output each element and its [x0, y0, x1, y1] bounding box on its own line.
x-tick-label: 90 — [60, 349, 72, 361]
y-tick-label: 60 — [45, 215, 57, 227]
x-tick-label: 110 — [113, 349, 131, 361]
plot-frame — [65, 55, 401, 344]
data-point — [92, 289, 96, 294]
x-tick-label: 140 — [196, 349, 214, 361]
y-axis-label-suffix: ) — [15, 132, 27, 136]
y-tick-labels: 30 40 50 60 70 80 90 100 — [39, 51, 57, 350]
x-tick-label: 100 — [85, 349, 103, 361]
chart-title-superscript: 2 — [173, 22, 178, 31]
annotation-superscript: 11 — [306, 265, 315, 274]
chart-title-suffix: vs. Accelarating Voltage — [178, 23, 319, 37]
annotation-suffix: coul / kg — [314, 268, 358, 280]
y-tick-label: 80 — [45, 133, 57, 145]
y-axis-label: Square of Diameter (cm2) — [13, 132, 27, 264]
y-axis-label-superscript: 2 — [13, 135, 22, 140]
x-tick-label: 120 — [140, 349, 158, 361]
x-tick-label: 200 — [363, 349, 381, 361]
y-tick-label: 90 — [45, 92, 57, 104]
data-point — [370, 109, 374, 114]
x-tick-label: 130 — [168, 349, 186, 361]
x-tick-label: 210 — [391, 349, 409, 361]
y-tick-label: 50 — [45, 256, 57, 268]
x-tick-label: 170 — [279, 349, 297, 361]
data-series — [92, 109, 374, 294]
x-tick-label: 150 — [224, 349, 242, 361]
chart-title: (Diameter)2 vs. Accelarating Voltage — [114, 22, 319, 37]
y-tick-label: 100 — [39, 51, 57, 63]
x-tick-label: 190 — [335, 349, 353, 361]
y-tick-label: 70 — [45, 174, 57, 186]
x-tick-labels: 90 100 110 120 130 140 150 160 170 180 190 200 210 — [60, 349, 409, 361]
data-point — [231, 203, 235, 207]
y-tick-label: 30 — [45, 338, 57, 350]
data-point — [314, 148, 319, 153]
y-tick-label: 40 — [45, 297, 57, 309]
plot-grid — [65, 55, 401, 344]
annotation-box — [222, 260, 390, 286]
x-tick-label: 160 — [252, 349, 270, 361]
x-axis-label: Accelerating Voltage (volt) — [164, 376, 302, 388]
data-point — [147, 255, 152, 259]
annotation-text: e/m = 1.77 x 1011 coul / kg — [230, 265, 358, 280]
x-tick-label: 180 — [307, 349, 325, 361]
◇ ◇ ◇ ◇
**ЗАДАНИЕ**
Повторите дословно и без изменений все строки приведённых выше данных.

**РЕЗУЛЬТАТ**
output each element and its [x0, y0, x1, y1] bounding box on its own line.
x-tick-label: 90 — [60, 349, 72, 361]
y-tick-label: 60 — [45, 215, 57, 227]
x-tick-label: 110 — [113, 349, 131, 361]
plot-frame — [65, 55, 401, 344]
data-point — [92, 289, 96, 294]
x-tick-label: 140 — [196, 349, 214, 361]
y-axis-label-suffix: ) — [15, 132, 27, 136]
y-tick-labels: 30 40 50 60 70 80 90 100 — [39, 51, 57, 350]
x-tick-label: 100 — [85, 349, 103, 361]
chart-title-superscript: 2 — [173, 22, 178, 31]
annotation-superscript: 11 — [306, 265, 315, 274]
chart-title-suffix: vs. Accelarating Voltage — [178, 23, 319, 37]
annotation-suffix: coul / kg — [314, 268, 358, 280]
y-tick-label: 80 — [45, 133, 57, 145]
y-axis-label: Square of Diameter (cm2) — [13, 132, 27, 264]
y-axis-label-superscript: 2 — [13, 135, 22, 140]
x-tick-label: 120 — [140, 349, 158, 361]
x-tick-label: 200 — [363, 349, 381, 361]
y-tick-label: 90 — [45, 92, 57, 104]
data-point — [370, 109, 374, 114]
x-tick-label: 130 — [168, 349, 186, 361]
x-tick-label: 210 — [391, 349, 409, 361]
y-tick-label: 50 — [45, 256, 57, 268]
x-tick-label: 170 — [279, 349, 297, 361]
data-series — [92, 109, 374, 294]
x-tick-label: 150 — [224, 349, 242, 361]
chart-title: (Diameter)2 vs. Accelarating Voltage — [114, 22, 319, 37]
y-tick-label: 100 — [39, 51, 57, 63]
x-tick-label: 190 — [335, 349, 353, 361]
y-tick-label: 70 — [45, 174, 57, 186]
x-tick-labels: 90 100 110 120 130 140 150 160 170 180 190 200 210 — [60, 349, 409, 361]
data-point — [231, 203, 235, 207]
y-tick-label: 30 — [45, 338, 57, 350]
data-point — [314, 148, 319, 153]
y-tick-label: 40 — [45, 297, 57, 309]
plot-grid — [65, 55, 401, 344]
annotation-box — [222, 260, 390, 286]
x-tick-label: 160 — [252, 349, 270, 361]
x-axis-label: Accelerating Voltage (volt) — [164, 376, 302, 388]
data-point — [147, 255, 152, 259]
annotation-text: e/m = 1.77 x 1011 coul / kg — [230, 265, 358, 280]
x-tick-label: 180 — [307, 349, 325, 361]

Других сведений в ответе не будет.